Repeat word for word the lines from the one holding "Output a JSON" through the end, both ends included, and leave out every picture.

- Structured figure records
>> Start
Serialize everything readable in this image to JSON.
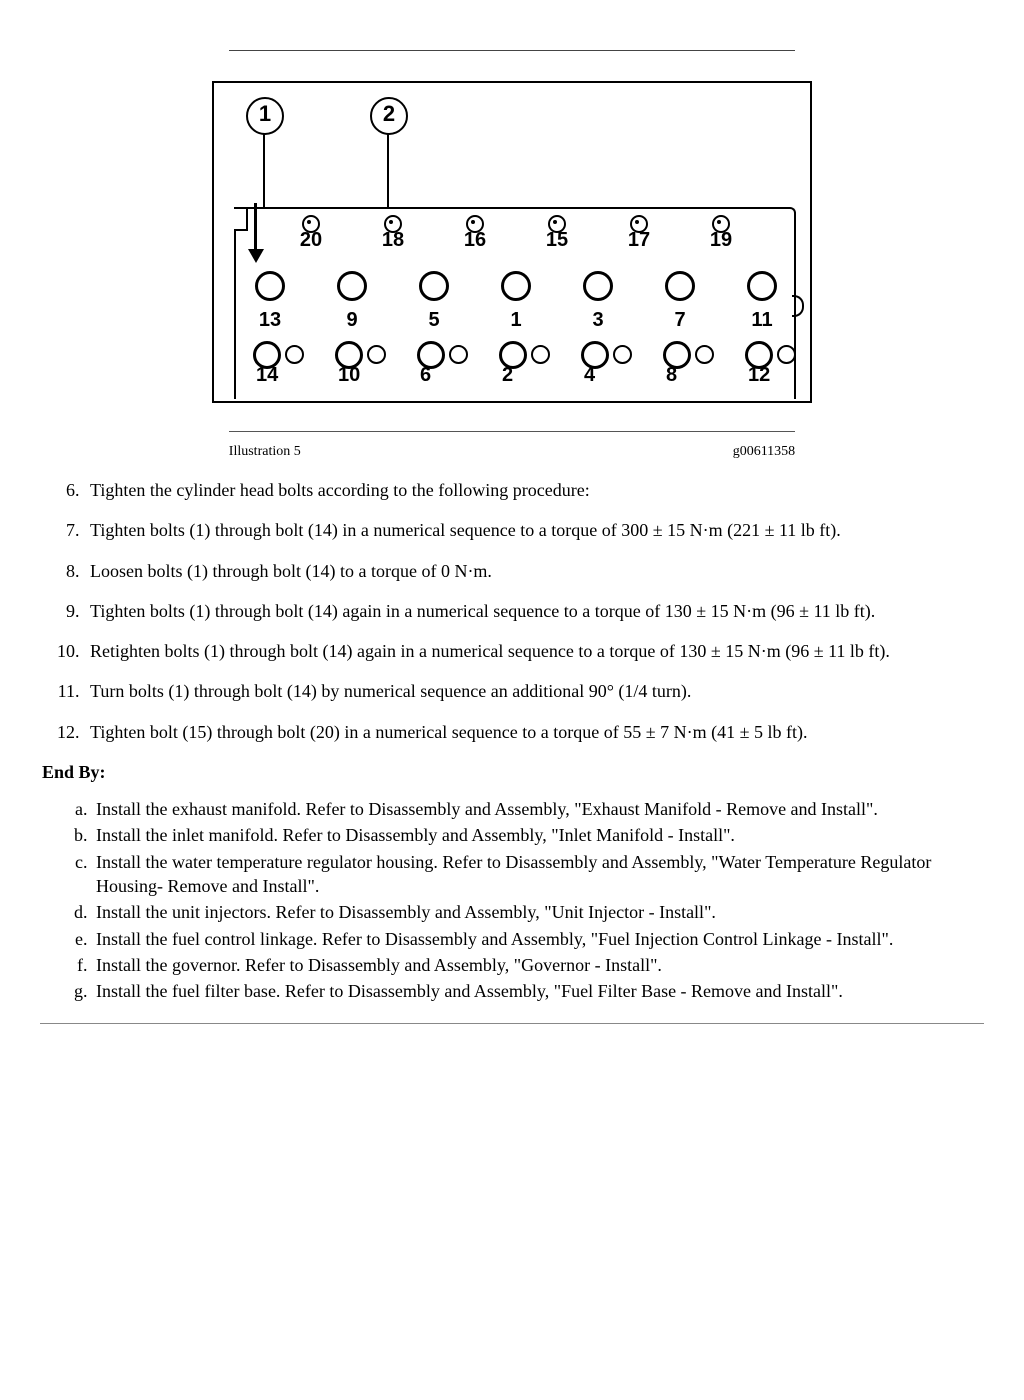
{
  "figure": {
    "callouts": [
      "1",
      "2"
    ],
    "top_row": [
      "20",
      "18",
      "16",
      "15",
      "17",
      "19"
    ],
    "mid_row": [
      "13",
      "9",
      "5",
      "1",
      "3",
      "7",
      "11"
    ],
    "bot_row": [
      "14",
      "10",
      "6",
      "2",
      "4",
      "8",
      "12"
    ],
    "col_x_7": [
      14,
      96,
      178,
      260,
      342,
      424,
      506
    ],
    "col_x_6": [
      55,
      137,
      219,
      301,
      383,
      465
    ]
  },
  "caption": {
    "left": "Illustration 5",
    "right": "g00611358"
  },
  "steps": [
    "Tighten the cylinder head bolts according to the following procedure:",
    "Tighten bolts (1) through bolt (14) in a numerical sequence to a torque of 300 ± 15 N·m (221 ± 11 lb ft).",
    "Loosen bolts (1) through bolt (14) to a torque of 0 N·m.",
    "Tighten bolts (1) through bolt (14) again in a numerical sequence to a torque of 130 ± 15 N·m (96 ± 11 lb ft).",
    "Retighten bolts (1) through bolt (14) again in a numerical sequence to a torque of 130 ± 15 N·m (96 ± 11 lb ft).",
    "Turn bolts (1) through bolt (14) by numerical sequence an additional 90° (1/4 turn).",
    "Tighten bolt (15) through bolt (20) in a numerical sequence to a torque of 55 ± 7 N·m (41 ± 5 lb ft)."
  ],
  "steps_start": 6,
  "endby_label": "End By:",
  "endby": [
    "Install the exhaust manifold. Refer to Disassembly and Assembly, \"Exhaust Manifold - Remove and Install\".",
    "Install the inlet manifold. Refer to Disassembly and Assembly, \"Inlet Manifold - Install\".",
    "Install the water temperature regulator housing. Refer to Disassembly and Assembly, \"Water Temperature Regulator Housing- Remove and Install\".",
    "Install the unit injectors. Refer to Disassembly and Assembly, \"Unit Injector - Install\".",
    "Install the fuel control linkage. Refer to Disassembly and Assembly, \"Fuel Injection Control Linkage - Install\".",
    "Install the governor. Refer to Disassembly and Assembly, \"Governor - Install\".",
    "Install the fuel filter base. Refer to Disassembly and Assembly, \"Fuel Filter Base - Remove and Install\"."
  ]
}
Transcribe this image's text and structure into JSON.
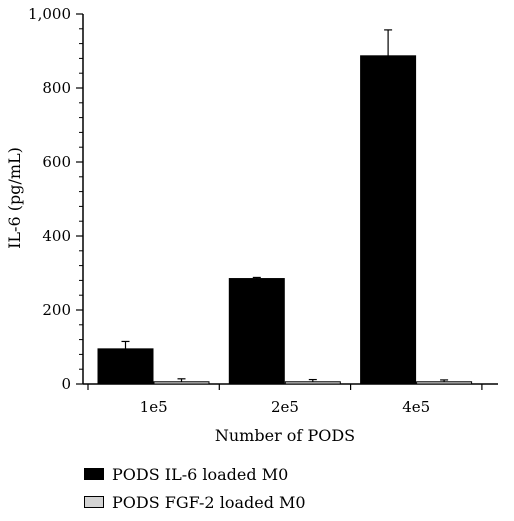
{
  "chart_data": {
    "type": "bar",
    "title": "",
    "xlabel": "Number of PODS",
    "ylabel": "IL-6 (pg/mL)",
    "categories": [
      "1e5",
      "2e5",
      "4e5"
    ],
    "ylim": [
      0,
      1000
    ],
    "yticks": [
      0,
      200,
      400,
      600,
      800,
      1000
    ],
    "ytick_labels": [
      "0",
      "200",
      "400",
      "600",
      "800",
      "1,000"
    ],
    "series": [
      {
        "name": "PODS IL-6 loaded M0",
        "color": "#000000",
        "values": [
          95,
          285,
          887
        ],
        "errors": [
          20,
          3,
          70
        ]
      },
      {
        "name": "PODS FGF-2 loaded M0",
        "color": "#d3d3d3",
        "values": [
          6,
          6,
          6
        ],
        "errors": [
          8,
          6,
          5
        ]
      }
    ],
    "grid": false,
    "legend_position": "bottom-left"
  }
}
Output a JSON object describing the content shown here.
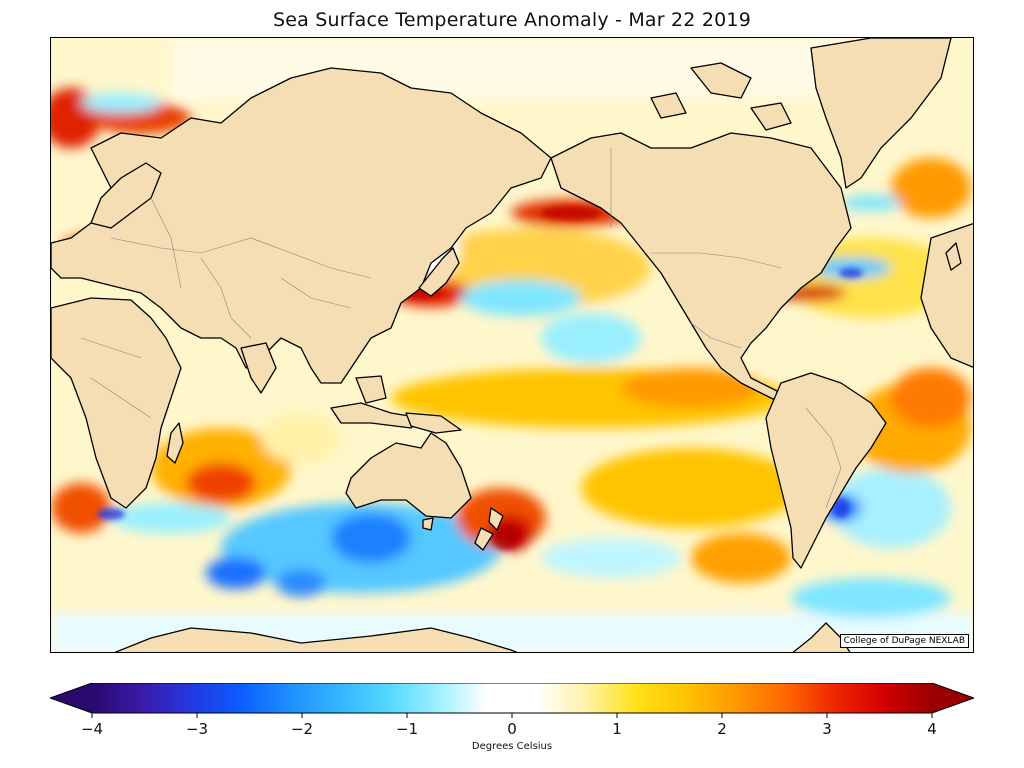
{
  "title": "Sea Surface Temperature Anomaly - Mar 22 2019",
  "credit": "College of DuPage NEXLAB",
  "colorbar": {
    "label": "Degrees Celsius",
    "min": -4,
    "max": 4,
    "ticks": [
      "−4",
      "−3",
      "−2",
      "−1",
      "0",
      "1",
      "2",
      "3",
      "4"
    ],
    "extend": "both",
    "colors": [
      "#2a0a6e",
      "#3a1aa8",
      "#2438e0",
      "#0b5cff",
      "#1e90ff",
      "#34b4ff",
      "#55d8ff",
      "#9df0ff",
      "#ffffff",
      "#ffffff",
      "#fff2a8",
      "#ffe21a",
      "#ffc400",
      "#ff9a00",
      "#ff6a00",
      "#f02800",
      "#d40000",
      "#9a0000"
    ]
  },
  "map": {
    "land_color": "#f5deb3",
    "coastline_color": "#000000",
    "border_color": "#888888"
  }
}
>> End
- The reply
Output a JSON object describing the content shown here.
{
  "title": "Sea Surface Temperature Anomaly - Mar 22 2019",
  "credit": "College of DuPage NEXLAB",
  "colorbar": {
    "label": "Degrees Celsius",
    "min": -4,
    "max": 4,
    "ticks": [
      "−4",
      "−3",
      "−2",
      "−1",
      "0",
      "1",
      "2",
      "3",
      "4"
    ],
    "extend": "both",
    "colors": [
      "#2a0a6e",
      "#3a1aa8",
      "#2438e0",
      "#0b5cff",
      "#1e90ff",
      "#34b4ff",
      "#55d8ff",
      "#9df0ff",
      "#ffffff",
      "#ffffff",
      "#fff2a8",
      "#ffe21a",
      "#ffc400",
      "#ff9a00",
      "#ff6a00",
      "#f02800",
      "#d40000",
      "#9a0000"
    ]
  },
  "map": {
    "land_color": "#f5deb3",
    "coastline_color": "#000000",
    "border_color": "#888888"
  }
}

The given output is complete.